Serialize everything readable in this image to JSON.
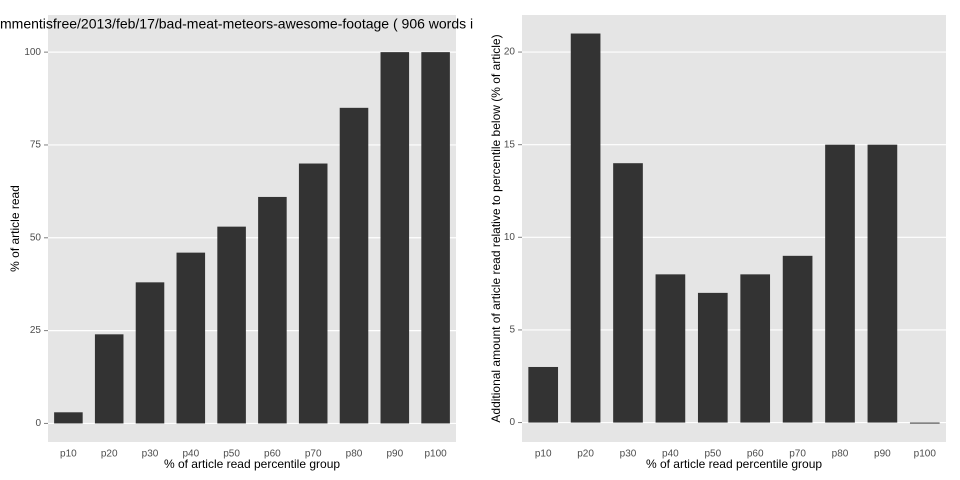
{
  "chart_data": [
    {
      "type": "bar",
      "title": "mmentisfree/2013/feb/17/bad-meat-meteors-awesome-footage ( 906 words i",
      "xlabel": "% of article read percentile group",
      "ylabel": "% of article read",
      "categories": [
        "p10",
        "p20",
        "p30",
        "p40",
        "p50",
        "p60",
        "p70",
        "p80",
        "p90",
        "p100"
      ],
      "values": [
        3,
        24,
        38,
        46,
        53,
        61,
        70,
        85,
        100,
        100
      ],
      "color": "#333333",
      "ylim": [
        -5,
        110
      ],
      "yticks": [
        0,
        25,
        50,
        75,
        100
      ],
      "grid": true
    },
    {
      "type": "bar",
      "xlabel": "% of article read percentile group",
      "ylabel": "Additional amount of article read relative to percentile below (% of article)",
      "categories": [
        "p10",
        "p20",
        "p30",
        "p40",
        "p50",
        "p60",
        "p70",
        "p80",
        "p90",
        "p100"
      ],
      "values": [
        3,
        21,
        14,
        8,
        7,
        8,
        9,
        15,
        15,
        0
      ],
      "color": "#333333",
      "ylim": [
        -1.05,
        22
      ],
      "yticks": [
        0,
        5,
        10,
        15,
        20
      ],
      "grid": true
    }
  ]
}
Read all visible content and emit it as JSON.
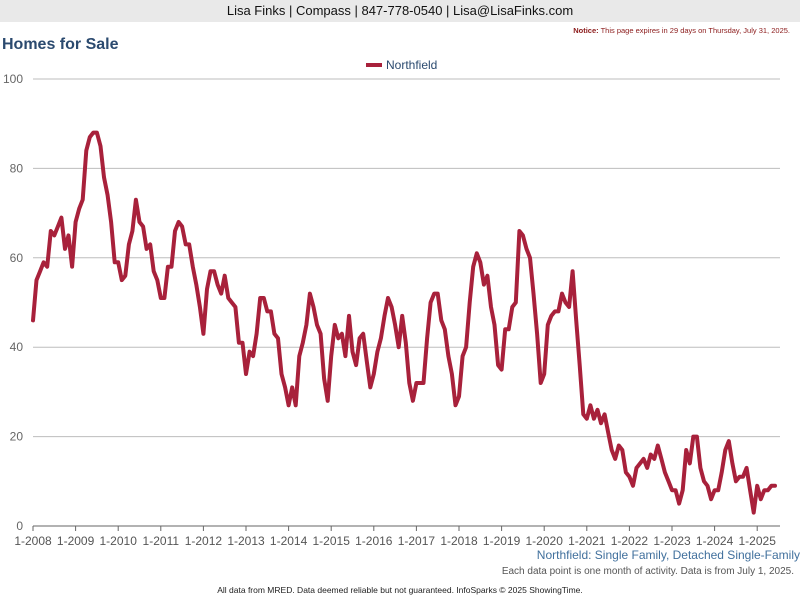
{
  "header": {
    "contact": "Lisa Finks | Compass | 847-778-0540 | Lisa@LisaFinks.com",
    "notice_label": "Notice:",
    "notice_text": " This page expires in 29 days on Thursday, July 31, 2025."
  },
  "page_title": "Homes for Sale",
  "subtitle": "Northfield: Single Family, Detached Single-Family",
  "note": "Each data point is one month of activity. Data is from July 1, 2025.",
  "footer": "All data from MRED. Data deemed reliable but not guaranteed. InfoSparks © 2025 ShowingTime.",
  "chart_data": {
    "type": "line",
    "title": "Homes for Sale",
    "xlabel": "",
    "ylabel": "",
    "ylim": [
      0,
      100
    ],
    "yticks": [
      0,
      20,
      40,
      60,
      80,
      100
    ],
    "xticks": [
      "1-2008",
      "1-2009",
      "1-2010",
      "1-2011",
      "1-2012",
      "1-2013",
      "1-2014",
      "1-2015",
      "1-2016",
      "1-2017",
      "1-2018",
      "1-2019",
      "1-2020",
      "1-2021",
      "1-2022",
      "1-2023",
      "1-2024",
      "1-2025"
    ],
    "x_start": "1-2008",
    "grid": true,
    "legend": "top-center",
    "series": [
      {
        "name": "Northfield",
        "color": "#a8213b",
        "values": [
          46,
          55,
          57,
          59,
          58,
          66,
          65,
          67,
          69,
          62,
          65,
          58,
          68,
          71,
          73,
          84,
          87,
          88,
          88,
          85,
          78,
          74,
          68,
          59,
          59,
          55,
          56,
          63,
          66,
          73,
          68,
          67,
          62,
          63,
          57,
          55,
          51,
          51,
          58,
          58,
          66,
          68,
          67,
          63,
          63,
          58,
          54,
          49,
          43,
          53,
          57,
          57,
          54,
          52,
          56,
          51,
          50,
          49,
          41,
          41,
          34,
          39,
          38,
          43,
          51,
          51,
          48,
          48,
          43,
          42,
          34,
          31,
          27,
          31,
          27,
          38,
          41,
          45,
          52,
          49,
          45,
          43,
          33,
          28,
          38,
          45,
          42,
          43,
          38,
          47,
          39,
          36,
          42,
          43,
          37,
          31,
          34,
          39,
          42,
          47,
          51,
          49,
          45,
          40,
          47,
          41,
          32,
          28,
          32,
          32,
          32,
          42,
          50,
          52,
          52,
          46,
          44,
          38,
          34,
          27,
          29,
          38,
          40,
          50,
          58,
          61,
          59,
          54,
          56,
          49,
          45,
          36,
          35,
          44,
          44,
          49,
          50,
          66,
          65,
          62,
          60,
          52,
          43,
          32,
          34,
          45,
          47,
          48,
          48,
          52,
          50,
          49,
          57,
          46,
          36,
          25,
          24,
          27,
          24,
          26,
          23,
          25,
          21,
          17,
          15,
          18,
          17,
          12,
          11,
          9,
          13,
          14,
          15,
          13,
          16,
          15,
          18,
          15,
          12,
          10,
          8,
          8,
          5,
          8,
          17,
          14,
          20,
          20,
          13,
          10,
          9,
          6,
          8,
          8,
          12,
          17,
          19,
          14,
          10,
          11,
          11,
          13,
          8,
          3,
          9,
          6,
          8,
          8,
          9,
          9
        ]
      }
    ]
  }
}
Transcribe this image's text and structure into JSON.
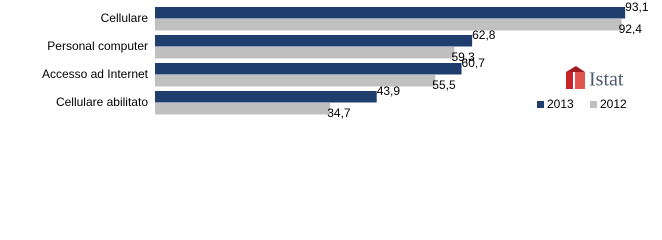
{
  "chart_data": {
    "type": "hbar",
    "categories": [
      "Cellulare",
      "Personal computer",
      "Accesso ad Internet",
      "Cellulare abilitato"
    ],
    "series": [
      {
        "name": "2013",
        "color": "#1f3e6e",
        "values": [
          93.1,
          62.8,
          60.7,
          43.9
        ],
        "value_labels": [
          "93,1",
          "62,8",
          "60,7",
          "43,9"
        ]
      },
      {
        "name": "2012",
        "color": "#c0c0c0",
        "values": [
          92.4,
          59.3,
          55.5,
          34.7
        ],
        "value_labels": [
          "92,4",
          "59,3",
          "55,5",
          "34,7"
        ]
      }
    ],
    "xlim": [
      0,
      100
    ],
    "logo": "Istat"
  }
}
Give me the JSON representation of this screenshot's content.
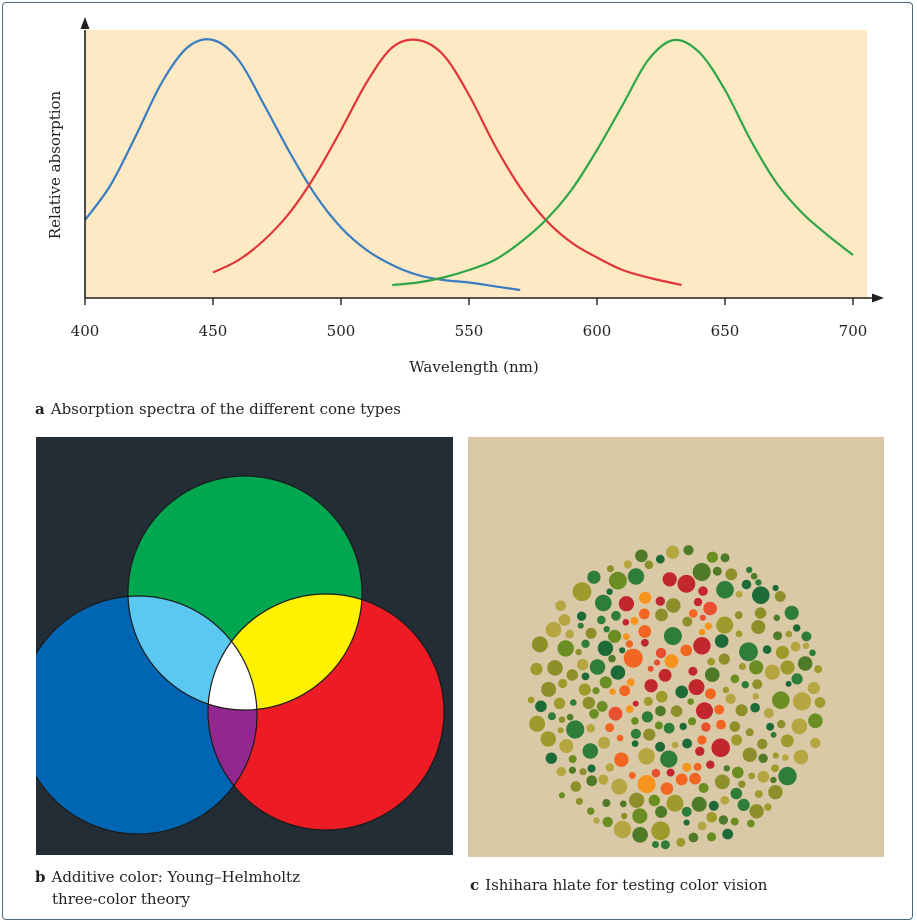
{
  "chart_data": {
    "type": "line",
    "xlabel": "Wavelength (nm)",
    "ylabel": "Relative absorption",
    "xlim": [
      400,
      700
    ],
    "x_ticks": [
      "400",
      "450",
      "500",
      "550",
      "600",
      "650",
      "700"
    ],
    "background": "#fdeac5",
    "series": [
      {
        "color": "#3b7bbf",
        "x": [
          400,
          410,
          420,
          430,
          440,
          450,
          460,
          470,
          480,
          490,
          500,
          510,
          520,
          530,
          540,
          550,
          560,
          570
        ],
        "y": [
          0.28,
          0.42,
          0.62,
          0.83,
          0.97,
          1.0,
          0.92,
          0.74,
          0.55,
          0.38,
          0.25,
          0.16,
          0.1,
          0.06,
          0.04,
          0.03,
          0.015,
          0.0
        ]
      },
      {
        "color": "#e0353b",
        "x": [
          450,
          460,
          470,
          480,
          490,
          500,
          510,
          520,
          530,
          540,
          550,
          560,
          570,
          580,
          590,
          600,
          610,
          620,
          633
        ],
        "y": [
          0.07,
          0.12,
          0.2,
          0.31,
          0.46,
          0.64,
          0.83,
          0.97,
          1.0,
          0.94,
          0.78,
          0.58,
          0.41,
          0.28,
          0.19,
          0.13,
          0.08,
          0.05,
          0.02
        ]
      },
      {
        "color": "#2ea54a",
        "x": [
          520,
          530,
          540,
          550,
          560,
          570,
          580,
          590,
          600,
          610,
          620,
          630,
          640,
          650,
          660,
          670,
          680,
          690,
          700
        ],
        "y": [
          0.02,
          0.03,
          0.05,
          0.08,
          0.12,
          0.19,
          0.28,
          0.4,
          0.56,
          0.74,
          0.92,
          1.0,
          0.95,
          0.8,
          0.6,
          0.43,
          0.31,
          0.22,
          0.14
        ]
      }
    ]
  },
  "captions": {
    "a_letter": "a",
    "a_text": "Absorption spectra of the different cone types",
    "b_letter": "b",
    "b_text_line1": "Additive color: Young–Helmholtz",
    "b_text_line2": "three-color theory",
    "c_letter": "c",
    "c_text": "Ishihara hlate for testing color vision"
  },
  "venn": {
    "background": "#232d35",
    "colors": {
      "green": "#00a650",
      "blue": "#0066b3",
      "red": "#ed1c24",
      "cyan": "#5bc8f2",
      "yellow": "#fff200",
      "magenta": "#92278f",
      "white": "#ffffff"
    }
  },
  "ishihara": {
    "background": "#d9c9a6",
    "figure_colors": [
      "#f26522",
      "#f7941d",
      "#c1272d",
      "#e8502f"
    ],
    "field_colors": [
      "#1e6b3a",
      "#2f7d3b",
      "#6b8e23",
      "#9e9a2c",
      "#b5a642",
      "#4f7a28",
      "#8c8f2a"
    ]
  }
}
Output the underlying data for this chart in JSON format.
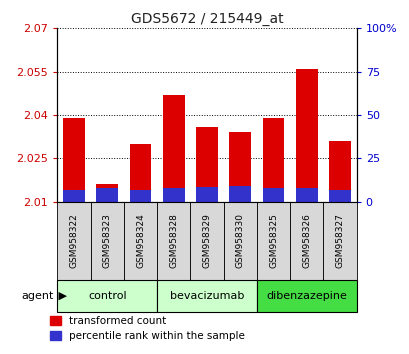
{
  "title": "GDS5672 / 215449_at",
  "samples": [
    "GSM958322",
    "GSM958323",
    "GSM958324",
    "GSM958328",
    "GSM958329",
    "GSM958330",
    "GSM958325",
    "GSM958326",
    "GSM958327"
  ],
  "transformed_count": [
    2.039,
    2.016,
    2.03,
    2.047,
    2.036,
    2.034,
    2.039,
    2.056,
    2.031
  ],
  "percentile_rank": [
    7.0,
    8.0,
    7.0,
    8.0,
    8.5,
    9.0,
    8.0,
    8.0,
    7.0
  ],
  "ylim_left": [
    2.01,
    2.07
  ],
  "ylim_right": [
    0,
    100
  ],
  "yticks_left": [
    2.01,
    2.025,
    2.04,
    2.055,
    2.07
  ],
  "yticks_right": [
    0,
    25,
    50,
    75,
    100
  ],
  "baseline": 2.01,
  "bar_color_red": "#dd0000",
  "bar_color_blue": "#3333cc",
  "title_color": "#222222",
  "left_tick_color": "#cc0000",
  "right_tick_color": "#0000cc",
  "group_configs": [
    {
      "label": "control",
      "start": 0,
      "end": 2,
      "color": "#ccffcc"
    },
    {
      "label": "bevacizumab",
      "start": 3,
      "end": 5,
      "color": "#ccffcc"
    },
    {
      "label": "dibenzazepine",
      "start": 6,
      "end": 8,
      "color": "#44dd44"
    }
  ],
  "legend_red": "transformed count",
  "legend_blue": "percentile rank within the sample",
  "bar_width": 0.65,
  "xlabel_fontsize": 7,
  "tick_label_gray": "#cccccc",
  "sample_box_color": "#cccccc"
}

THE EXERCISE: Isolate the lines above that contain the word "cccccc" and copy them.

WRITTEN RESPONSE:
  "tick_label_gray": "#cccccc",
  "sample_box_color": "#cccccc"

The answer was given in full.